Pictures do not belong in the copy; quote every entry below exactly.

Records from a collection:

** start **

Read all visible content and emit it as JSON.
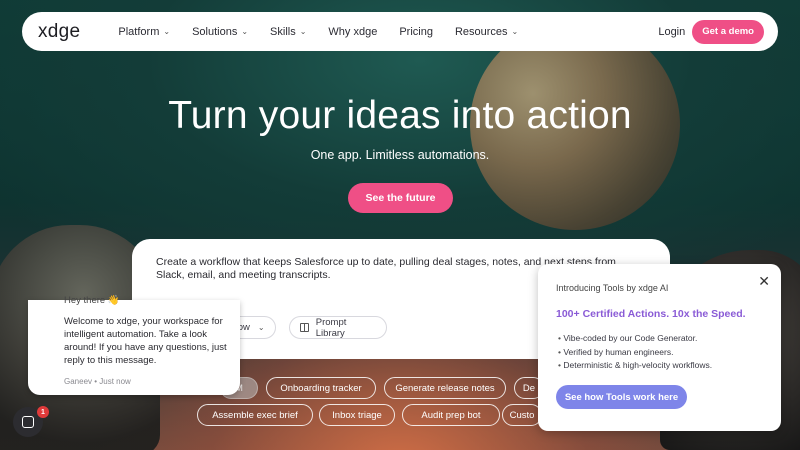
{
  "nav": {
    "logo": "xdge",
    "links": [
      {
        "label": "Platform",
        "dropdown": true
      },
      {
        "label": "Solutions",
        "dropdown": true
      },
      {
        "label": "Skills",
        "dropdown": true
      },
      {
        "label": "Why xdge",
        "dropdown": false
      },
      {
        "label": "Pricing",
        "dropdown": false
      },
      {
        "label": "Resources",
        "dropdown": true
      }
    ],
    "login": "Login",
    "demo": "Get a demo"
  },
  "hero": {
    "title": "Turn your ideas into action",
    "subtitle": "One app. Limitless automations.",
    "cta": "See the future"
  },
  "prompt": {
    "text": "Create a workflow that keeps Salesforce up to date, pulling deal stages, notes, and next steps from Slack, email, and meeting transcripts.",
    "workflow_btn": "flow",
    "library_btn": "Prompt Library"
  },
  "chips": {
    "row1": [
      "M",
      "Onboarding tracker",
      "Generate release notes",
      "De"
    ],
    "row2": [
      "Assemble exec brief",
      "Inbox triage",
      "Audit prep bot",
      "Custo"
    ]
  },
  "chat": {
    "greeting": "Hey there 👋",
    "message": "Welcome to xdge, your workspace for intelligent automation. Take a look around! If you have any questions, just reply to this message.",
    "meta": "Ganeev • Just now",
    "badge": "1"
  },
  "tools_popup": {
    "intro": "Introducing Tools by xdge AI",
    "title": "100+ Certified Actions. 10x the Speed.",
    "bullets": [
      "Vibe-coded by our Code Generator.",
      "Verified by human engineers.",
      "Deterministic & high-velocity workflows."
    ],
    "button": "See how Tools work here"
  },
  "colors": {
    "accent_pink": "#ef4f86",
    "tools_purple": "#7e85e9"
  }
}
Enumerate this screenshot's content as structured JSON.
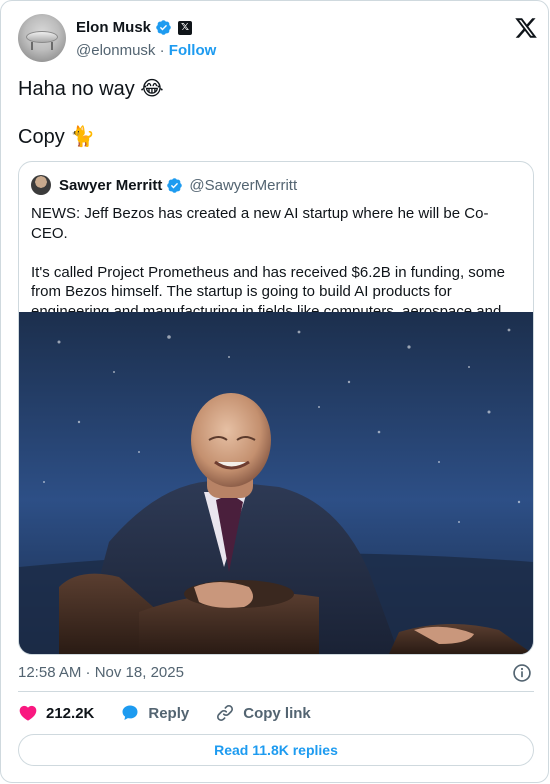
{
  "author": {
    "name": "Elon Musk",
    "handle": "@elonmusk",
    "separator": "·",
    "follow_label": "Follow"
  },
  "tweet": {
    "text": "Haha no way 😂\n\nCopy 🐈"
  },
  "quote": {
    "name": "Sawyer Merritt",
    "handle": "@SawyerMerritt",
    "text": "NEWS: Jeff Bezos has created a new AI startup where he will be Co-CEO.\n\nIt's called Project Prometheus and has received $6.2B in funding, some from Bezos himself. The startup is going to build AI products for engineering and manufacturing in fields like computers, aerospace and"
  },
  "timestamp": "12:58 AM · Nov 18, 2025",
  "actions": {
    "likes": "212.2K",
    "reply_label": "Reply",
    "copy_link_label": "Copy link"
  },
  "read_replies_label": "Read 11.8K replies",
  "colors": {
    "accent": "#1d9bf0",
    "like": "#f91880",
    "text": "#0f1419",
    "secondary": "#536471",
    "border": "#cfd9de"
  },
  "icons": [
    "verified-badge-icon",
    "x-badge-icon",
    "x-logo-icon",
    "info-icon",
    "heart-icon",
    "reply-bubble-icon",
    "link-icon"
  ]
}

** end **

Solution to this exercise:
Read all visible content and emit it as JSON.
{
  "nav": {
    "logo": "xdge",
    "links": [
      {
        "label": "Platform",
        "dropdown": true
      },
      {
        "label": "Solutions",
        "dropdown": true
      },
      {
        "label": "Skills",
        "dropdown": true
      },
      {
        "label": "Why xdge",
        "dropdown": false
      },
      {
        "label": "Pricing",
        "dropdown": false
      },
      {
        "label": "Resources",
        "dropdown": true
      }
    ],
    "login": "Login",
    "demo": "Get a demo"
  },
  "hero": {
    "title": "Turn your ideas into action",
    "subtitle": "One app. Limitless automations.",
    "cta": "See the future"
  },
  "prompt": {
    "text": "Create a workflow that keeps Salesforce up to date, pulling deal stages, notes, and next steps from Slack, email, and meeting transcripts.",
    "workflow_btn": "flow",
    "library_btn": "Prompt Library"
  },
  "chips": {
    "row1": [
      "M",
      "Onboarding tracker",
      "Generate release notes",
      "De"
    ],
    "row2": [
      "Assemble exec brief",
      "Inbox triage",
      "Audit prep bot",
      "Custo"
    ]
  },
  "chat": {
    "greeting": "Hey there 👋",
    "message": "Welcome to xdge, your workspace for intelligent automation. Take a look around! If you have any questions, just reply to this message.",
    "meta": "Ganeev • Just now",
    "badge": "1"
  },
  "tools_popup": {
    "intro": "Introducing Tools by xdge AI",
    "title": "100+ Certified Actions. 10x the Speed.",
    "bullets": [
      "Vibe-coded by our Code Generator.",
      "Verified by human engineers.",
      "Deterministic & high-velocity workflows."
    ],
    "button": "See how Tools work here"
  },
  "colors": {
    "accent_pink": "#ef4f86",
    "tools_purple": "#7e85e9"
  }
}
Enumerate this screenshot's content as structured JSON.
{
  "author": {
    "name": "Elon Musk",
    "handle": "@elonmusk",
    "separator": "·",
    "follow_label": "Follow"
  },
  "tweet": {
    "text": "Haha no way 😂\n\nCopy 🐈"
  },
  "quote": {
    "name": "Sawyer Merritt",
    "handle": "@SawyerMerritt",
    "text": "NEWS: Jeff Bezos has created a new AI startup where he will be Co-CEO.\n\nIt's called Project Prometheus and has received $6.2B in funding, some from Bezos himself. The startup is going to build AI products for engineering and manufacturing in fields like computers, aerospace and"
  },
  "timestamp": "12:58 AM · Nov 18, 2025",
  "actions": {
    "likes": "212.2K",
    "reply_label": "Reply",
    "copy_link_label": "Copy link"
  },
  "read_replies_label": "Read 11.8K replies",
  "colors": {
    "accent": "#1d9bf0",
    "like": "#f91880",
    "text": "#0f1419",
    "secondary": "#536471",
    "border": "#cfd9de"
  },
  "icons": [
    "verified-badge-icon",
    "x-badge-icon",
    "x-logo-icon",
    "info-icon",
    "heart-icon",
    "reply-bubble-icon",
    "link-icon"
  ]
}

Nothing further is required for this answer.